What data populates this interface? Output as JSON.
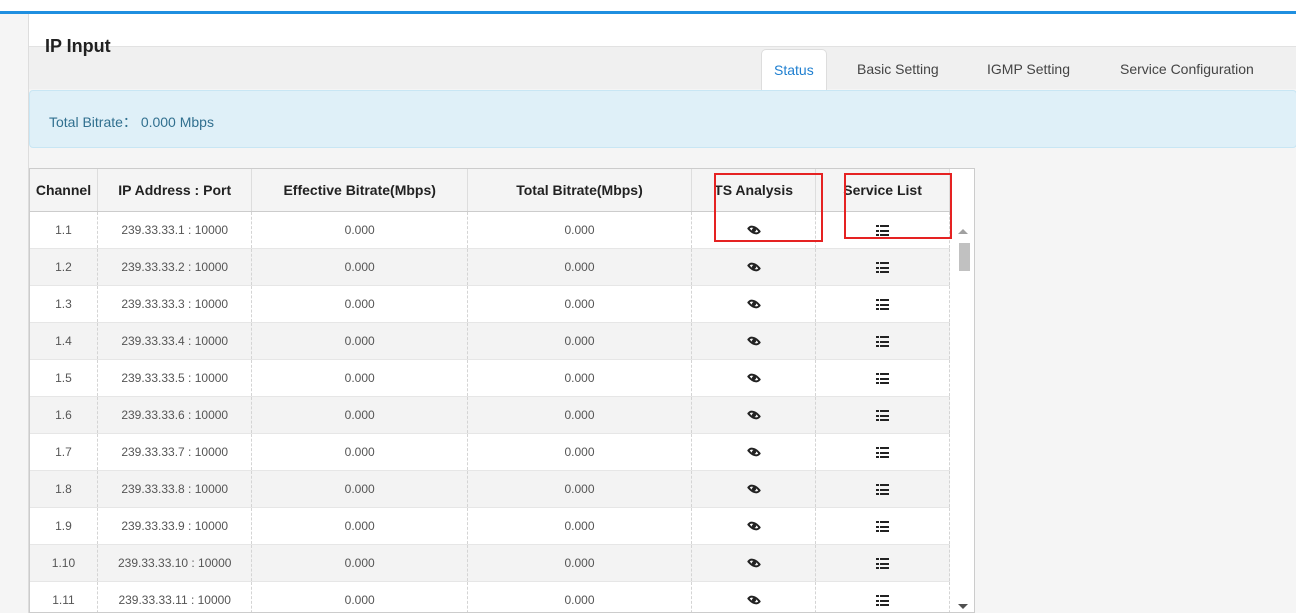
{
  "panel": {
    "title": "IP Input"
  },
  "tabs": [
    {
      "label": "Status",
      "active": true
    },
    {
      "label": "Basic Setting",
      "active": false
    },
    {
      "label": "IGMP Setting",
      "active": false
    },
    {
      "label": "Service Configuration",
      "active": false
    }
  ],
  "alert": {
    "text": "Total Bitrate： 0.000 Mbps"
  },
  "table": {
    "headers": [
      "Channel",
      "IP Address : Port",
      "Effective Bitrate(Mbps)",
      "Total Bitrate(Mbps)",
      "TS Analysis",
      "Service List"
    ],
    "rows": [
      {
        "channel": "1.1",
        "address": "239.33.33.1 : 10000",
        "effective": "0.000",
        "total": "0.000"
      },
      {
        "channel": "1.2",
        "address": "239.33.33.2 : 10000",
        "effective": "0.000",
        "total": "0.000"
      },
      {
        "channel": "1.3",
        "address": "239.33.33.3 : 10000",
        "effective": "0.000",
        "total": "0.000"
      },
      {
        "channel": "1.4",
        "address": "239.33.33.4 : 10000",
        "effective": "0.000",
        "total": "0.000"
      },
      {
        "channel": "1.5",
        "address": "239.33.33.5 : 10000",
        "effective": "0.000",
        "total": "0.000"
      },
      {
        "channel": "1.6",
        "address": "239.33.33.6 : 10000",
        "effective": "0.000",
        "total": "0.000"
      },
      {
        "channel": "1.7",
        "address": "239.33.33.7 : 10000",
        "effective": "0.000",
        "total": "0.000"
      },
      {
        "channel": "1.8",
        "address": "239.33.33.8 : 10000",
        "effective": "0.000",
        "total": "0.000"
      },
      {
        "channel": "1.9",
        "address": "239.33.33.9 : 10000",
        "effective": "0.000",
        "total": "0.000"
      },
      {
        "channel": "1.10",
        "address": "239.33.33.10 : 10000",
        "effective": "0.000",
        "total": "0.000"
      },
      {
        "channel": "1.11",
        "address": "239.33.33.11 : 10000",
        "effective": "0.000",
        "total": "0.000"
      }
    ],
    "ts_icon": "eye-icon",
    "service_icon": "list-icon"
  },
  "colors": {
    "accent": "#1f8fe0",
    "active_tab": "#1f7fd0",
    "alert_bg": "#dff0f8",
    "alert_text": "#31708f",
    "highlight": "#e52222"
  }
}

_Challenge_
Lines holding the word "icon" in the entries above are the ones to pull out. Copy them all.

_Correct response_
    "ts_icon": "eye-icon",
    "service_icon": "list-icon"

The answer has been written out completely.